TASK REQUIREMENTS:
Extract all of the entries and give them again, word for word.

THE INPUT:
— start —
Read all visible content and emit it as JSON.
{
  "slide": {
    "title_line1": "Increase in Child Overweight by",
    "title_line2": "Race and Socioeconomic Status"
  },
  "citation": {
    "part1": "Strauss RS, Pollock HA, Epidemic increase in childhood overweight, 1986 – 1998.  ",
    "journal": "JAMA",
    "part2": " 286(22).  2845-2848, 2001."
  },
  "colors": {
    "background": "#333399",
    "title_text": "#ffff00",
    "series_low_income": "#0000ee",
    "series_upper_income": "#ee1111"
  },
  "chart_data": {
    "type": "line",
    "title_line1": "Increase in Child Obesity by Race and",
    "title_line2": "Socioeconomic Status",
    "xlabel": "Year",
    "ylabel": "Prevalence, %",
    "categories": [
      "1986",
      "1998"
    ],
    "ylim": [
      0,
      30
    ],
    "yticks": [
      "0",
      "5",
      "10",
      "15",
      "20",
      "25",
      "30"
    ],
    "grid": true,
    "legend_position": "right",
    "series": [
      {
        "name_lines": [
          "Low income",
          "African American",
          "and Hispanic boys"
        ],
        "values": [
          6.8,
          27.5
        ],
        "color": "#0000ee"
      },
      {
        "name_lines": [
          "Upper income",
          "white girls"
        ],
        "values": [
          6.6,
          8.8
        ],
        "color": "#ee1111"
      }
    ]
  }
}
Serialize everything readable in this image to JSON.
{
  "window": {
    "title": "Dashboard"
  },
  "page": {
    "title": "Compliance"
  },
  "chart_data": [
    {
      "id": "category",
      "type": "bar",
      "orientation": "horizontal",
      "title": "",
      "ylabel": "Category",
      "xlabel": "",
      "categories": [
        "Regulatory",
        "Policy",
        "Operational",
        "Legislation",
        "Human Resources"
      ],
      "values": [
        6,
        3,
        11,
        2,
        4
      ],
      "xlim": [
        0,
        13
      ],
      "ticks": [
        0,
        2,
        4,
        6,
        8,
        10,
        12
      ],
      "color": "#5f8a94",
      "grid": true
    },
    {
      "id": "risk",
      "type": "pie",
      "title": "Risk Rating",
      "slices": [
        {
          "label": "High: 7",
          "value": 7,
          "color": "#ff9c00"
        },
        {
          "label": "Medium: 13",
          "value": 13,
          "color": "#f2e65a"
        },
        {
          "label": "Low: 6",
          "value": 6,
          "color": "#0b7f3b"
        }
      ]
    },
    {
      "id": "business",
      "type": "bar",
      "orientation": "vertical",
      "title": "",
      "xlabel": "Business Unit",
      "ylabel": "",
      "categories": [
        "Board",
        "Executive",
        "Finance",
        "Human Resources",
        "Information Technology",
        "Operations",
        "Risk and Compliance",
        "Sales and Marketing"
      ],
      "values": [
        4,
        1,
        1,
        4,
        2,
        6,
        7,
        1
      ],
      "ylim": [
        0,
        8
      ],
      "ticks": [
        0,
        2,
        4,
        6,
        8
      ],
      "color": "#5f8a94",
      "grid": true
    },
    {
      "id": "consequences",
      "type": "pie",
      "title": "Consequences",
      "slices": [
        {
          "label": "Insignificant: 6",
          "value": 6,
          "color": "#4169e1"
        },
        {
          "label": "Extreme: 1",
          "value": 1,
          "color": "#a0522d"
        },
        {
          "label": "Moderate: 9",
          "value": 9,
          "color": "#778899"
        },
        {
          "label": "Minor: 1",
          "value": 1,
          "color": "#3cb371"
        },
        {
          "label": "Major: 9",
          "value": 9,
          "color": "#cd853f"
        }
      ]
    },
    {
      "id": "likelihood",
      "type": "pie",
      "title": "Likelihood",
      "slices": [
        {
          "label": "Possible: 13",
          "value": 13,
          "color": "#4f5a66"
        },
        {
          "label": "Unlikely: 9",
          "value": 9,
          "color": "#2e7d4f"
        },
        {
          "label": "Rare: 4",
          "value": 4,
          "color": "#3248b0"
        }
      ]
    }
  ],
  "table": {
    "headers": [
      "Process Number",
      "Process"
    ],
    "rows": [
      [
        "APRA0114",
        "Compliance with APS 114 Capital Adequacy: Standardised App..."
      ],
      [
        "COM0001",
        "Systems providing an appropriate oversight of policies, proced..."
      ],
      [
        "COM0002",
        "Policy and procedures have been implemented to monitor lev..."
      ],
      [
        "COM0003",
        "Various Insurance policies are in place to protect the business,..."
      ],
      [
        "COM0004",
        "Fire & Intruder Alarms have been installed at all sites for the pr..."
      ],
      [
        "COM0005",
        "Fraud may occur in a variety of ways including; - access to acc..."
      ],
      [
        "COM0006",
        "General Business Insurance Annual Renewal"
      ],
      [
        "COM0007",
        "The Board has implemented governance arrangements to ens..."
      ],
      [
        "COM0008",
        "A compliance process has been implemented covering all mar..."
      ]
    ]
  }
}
— end —
RESPONSE BELOW:
Read all visible content and emit it as JSON.
{
  "slide": {
    "title_line1": "Increase in Child Overweight by",
    "title_line2": "Race and Socioeconomic Status"
  },
  "citation": {
    "part1": "Strauss RS, Pollock HA, Epidemic increase in childhood overweight, 1986 – 1998.  ",
    "journal": "JAMA",
    "part2": " 286(22).  2845-2848, 2001."
  },
  "colors": {
    "background": "#333399",
    "title_text": "#ffff00",
    "series_low_income": "#0000ee",
    "series_upper_income": "#ee1111"
  },
  "chart_data": {
    "type": "line",
    "title_line1": "Increase in Child Obesity by Race and",
    "title_line2": "Socioeconomic Status",
    "xlabel": "Year",
    "ylabel": "Prevalence, %",
    "categories": [
      "1986",
      "1998"
    ],
    "ylim": [
      0,
      30
    ],
    "yticks": [
      "0",
      "5",
      "10",
      "15",
      "20",
      "25",
      "30"
    ],
    "grid": true,
    "legend_position": "right",
    "series": [
      {
        "name_lines": [
          "Low income",
          "African American",
          "and Hispanic boys"
        ],
        "values": [
          6.8,
          27.5
        ],
        "color": "#0000ee"
      },
      {
        "name_lines": [
          "Upper income",
          "white girls"
        ],
        "values": [
          6.6,
          8.8
        ],
        "color": "#ee1111"
      }
    ]
  }
}
Serialize everything readable in this image to JSON.
{
  "window": {
    "title": "Dashboard"
  },
  "page": {
    "title": "Compliance"
  },
  "chart_data": [
    {
      "id": "category",
      "type": "bar",
      "orientation": "horizontal",
      "title": "",
      "ylabel": "Category",
      "xlabel": "",
      "categories": [
        "Regulatory",
        "Policy",
        "Operational",
        "Legislation",
        "Human Resources"
      ],
      "values": [
        6,
        3,
        11,
        2,
        4
      ],
      "xlim": [
        0,
        13
      ],
      "ticks": [
        0,
        2,
        4,
        6,
        8,
        10,
        12
      ],
      "color": "#5f8a94",
      "grid": true
    },
    {
      "id": "risk",
      "type": "pie",
      "title": "Risk Rating",
      "slices": [
        {
          "label": "High: 7",
          "value": 7,
          "color": "#ff9c00"
        },
        {
          "label": "Medium: 13",
          "value": 13,
          "color": "#f2e65a"
        },
        {
          "label": "Low: 6",
          "value": 6,
          "color": "#0b7f3b"
        }
      ]
    },
    {
      "id": "business",
      "type": "bar",
      "orientation": "vertical",
      "title": "",
      "xlabel": "Business Unit",
      "ylabel": "",
      "categories": [
        "Board",
        "Executive",
        "Finance",
        "Human Resources",
        "Information Technology",
        "Operations",
        "Risk and Compliance",
        "Sales and Marketing"
      ],
      "values": [
        4,
        1,
        1,
        4,
        2,
        6,
        7,
        1
      ],
      "ylim": [
        0,
        8
      ],
      "ticks": [
        0,
        2,
        4,
        6,
        8
      ],
      "color": "#5f8a94",
      "grid": true
    },
    {
      "id": "consequences",
      "type": "pie",
      "title": "Consequences",
      "slices": [
        {
          "label": "Insignificant: 6",
          "value": 6,
          "color": "#4169e1"
        },
        {
          "label": "Extreme: 1",
          "value": 1,
          "color": "#a0522d"
        },
        {
          "label": "Moderate: 9",
          "value": 9,
          "color": "#778899"
        },
        {
          "label": "Minor: 1",
          "value": 1,
          "color": "#3cb371"
        },
        {
          "label": "Major: 9",
          "value": 9,
          "color": "#cd853f"
        }
      ]
    },
    {
      "id": "likelihood",
      "type": "pie",
      "title": "Likelihood",
      "slices": [
        {
          "label": "Possible: 13",
          "value": 13,
          "color": "#4f5a66"
        },
        {
          "label": "Unlikely: 9",
          "value": 9,
          "color": "#2e7d4f"
        },
        {
          "label": "Rare: 4",
          "value": 4,
          "color": "#3248b0"
        }
      ]
    }
  ],
  "table": {
    "headers": [
      "Process Number",
      "Process"
    ],
    "rows": [
      [
        "APRA0114",
        "Compliance with APS 114 Capital Adequacy: Standardised App..."
      ],
      [
        "COM0001",
        "Systems providing an appropriate oversight of policies, proced..."
      ],
      [
        "COM0002",
        "Policy and procedures have been implemented to monitor lev..."
      ],
      [
        "COM0003",
        "Various Insurance policies are in place to protect the business,..."
      ],
      [
        "COM0004",
        "Fire & Intruder Alarms have been installed at all sites for the pr..."
      ],
      [
        "COM0005",
        "Fraud may occur in a variety of ways including; - access to acc..."
      ],
      [
        "COM0006",
        "General Business Insurance Annual Renewal"
      ],
      [
        "COM0007",
        "The Board has implemented governance arrangements to ens..."
      ],
      [
        "COM0008",
        "A compliance process has been implemented covering all mar..."
      ]
    ]
  }
}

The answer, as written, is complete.